▶ _ACTION ITEM_
Continue the piece on Trump's uncertain tariff plans, picking up right after its last sentence.

▶ _TEXT SECTION_
++++++++++

Trump is still likely to announce some sort of trade action by Saturday, but it may only affect certain sectors, such as steel and aluminum. Trump may also include major exemptions, such as oil. And the tariffs could be issued using existing legal authorities instead of more novel approaches officials had previously floated, according to people with knowledge of discussions, who stressed that no final decisions have been made.

The administration could also announce new tariffs by Saturday, but with a grace period before they are implemented, allowing negotiations to continue with the continental neighbors, some of the people said.

Here’s Bloomberg:

Trump on Thursday vowed to follow through by his self-imposed Feb. 1 deadline, though the mercurial president has been known to change his mind.

The scope of the duties also remained unclear. Trump declined to say if they would apply to Canadian oil imports, for example.

Put aside for a moment whether tariffs are a good idea in general (they are not). Is this a good way to make government policy?

If Joe Biden was doing something that left entire U.S. industries in bewilderment over what government policy will be literally tomorrow, Republicans would be denouncing him as threatening the livelihoods of millions of Americans. They’d be decrying his administration’s lack of planning and clear communication about what the policy would be. They’d be posting memes showing the intraday stock-market indices tanking on the words from the press secretary.

This uncertainty has costs. Since Trump’s election, European stocks have caught up with American stocks, Bloomberg reports, amid fears about what the tariffs will look like. Specifically, U.S. industrial stocks have fallen behind the U.S. stock market in general since the election because of fears about how tariffs will affect their inputs. Remember, about half of imported goods are inputs for domestic production.

++++++++++

▶ _DATASET ENTRIES_
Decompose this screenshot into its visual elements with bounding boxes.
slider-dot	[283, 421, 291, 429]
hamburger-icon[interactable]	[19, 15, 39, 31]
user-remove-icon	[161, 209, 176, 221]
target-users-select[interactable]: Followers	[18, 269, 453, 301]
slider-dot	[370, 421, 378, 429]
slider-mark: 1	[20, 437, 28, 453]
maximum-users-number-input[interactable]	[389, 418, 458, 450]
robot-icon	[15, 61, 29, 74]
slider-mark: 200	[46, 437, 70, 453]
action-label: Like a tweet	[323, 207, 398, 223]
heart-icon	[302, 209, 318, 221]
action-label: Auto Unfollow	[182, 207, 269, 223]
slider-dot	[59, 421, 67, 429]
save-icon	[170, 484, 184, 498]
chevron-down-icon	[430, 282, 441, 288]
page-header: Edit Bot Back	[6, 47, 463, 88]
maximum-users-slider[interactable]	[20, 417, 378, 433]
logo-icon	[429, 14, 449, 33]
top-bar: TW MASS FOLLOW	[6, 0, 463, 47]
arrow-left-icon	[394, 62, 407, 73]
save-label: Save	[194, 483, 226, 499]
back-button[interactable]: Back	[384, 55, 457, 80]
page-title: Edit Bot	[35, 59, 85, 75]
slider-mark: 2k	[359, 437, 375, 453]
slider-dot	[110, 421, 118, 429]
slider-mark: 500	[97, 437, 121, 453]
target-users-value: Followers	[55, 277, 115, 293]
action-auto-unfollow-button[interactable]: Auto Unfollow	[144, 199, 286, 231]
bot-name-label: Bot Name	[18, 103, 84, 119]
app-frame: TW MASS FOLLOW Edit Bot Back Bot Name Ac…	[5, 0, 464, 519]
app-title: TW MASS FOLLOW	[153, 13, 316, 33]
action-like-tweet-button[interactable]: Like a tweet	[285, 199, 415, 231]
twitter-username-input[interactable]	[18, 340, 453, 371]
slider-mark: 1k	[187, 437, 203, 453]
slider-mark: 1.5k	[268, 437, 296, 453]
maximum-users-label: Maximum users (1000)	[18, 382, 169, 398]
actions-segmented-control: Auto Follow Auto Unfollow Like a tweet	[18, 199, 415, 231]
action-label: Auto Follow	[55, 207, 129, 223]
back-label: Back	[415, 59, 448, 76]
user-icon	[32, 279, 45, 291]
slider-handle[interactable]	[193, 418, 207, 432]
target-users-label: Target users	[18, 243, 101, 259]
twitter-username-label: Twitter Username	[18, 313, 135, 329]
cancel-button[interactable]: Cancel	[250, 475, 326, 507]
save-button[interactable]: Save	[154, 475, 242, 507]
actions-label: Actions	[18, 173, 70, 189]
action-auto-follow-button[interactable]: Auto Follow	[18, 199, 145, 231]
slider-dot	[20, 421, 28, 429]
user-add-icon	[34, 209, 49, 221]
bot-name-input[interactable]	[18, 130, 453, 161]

++++++++++

▶ _RESULT FOR THIS EXERCISE_
Whether the tariffs will apply to energy could affect gas prices because Canada and Mexico — not the Middle East — are the top sources of U.S. crude oil imports. The substitution of North American energy for energy from sketchier countries like Saudi Arabia or adversary countries like Russia and Venezuela is a relatively recent development and widely seen as a good thing. The U.S. should not be making Venezuelan oil, the geographically nearest substitute, more competitive by taxing Mexican and Canadian oil. Additionally, Mexico and Canada are two of the three largest buyers of American petroleum-product exports, and retaliatory tariffs on those purchases will hurt the American energy sector.

If Trump grants an exemption for energy, that opens the door to a whole host of other reasonable exemption requests, because it turns out American businesses actually have really good reasons for importing goods. And they aren’t just doing it as some kind of conspiracy against autoworkers in the Midwest.

In fact, autoworkers in the Midwest are among those most likely to be directly harmed by these tariffs. “The North American automotive supply chain is so interwoven across all three USMCA countries that an engine, transmission, or other automotive component might cross the US-Canada and US-Mexico borders as much as seven or eight times before it ends up in a finished vehicle,” a Cato Institute blog post notes. That includes goods for which most of the value added is by American workers.

By the way, that’s the USMCA that Trump’s first administration renegotiated and that Trump proclaimed “the largest, most significant, modern, and balanced trade agreement in history” and that Congress approved with huge bipartisan majorities. Unilaterally casting it aside and imposing tariffs, a power the Constitution clearly gives to Congress, is subject to all kinds of legal challenges and opens the question of whether the U.S. can be trusted to stick to agreements it made only a few years earlier.

If tariffs are part of some great national strategy, then the transition team should have fleshed out that strategy, and the American people have the right to know what it is. That there doesn’t yet seem to be one, a day before tariffs are maybe supposed to take effect, leaving businesses guessing and the stock market sputtering, should suggest that maybe government by presidential whim isn’t such a great idea.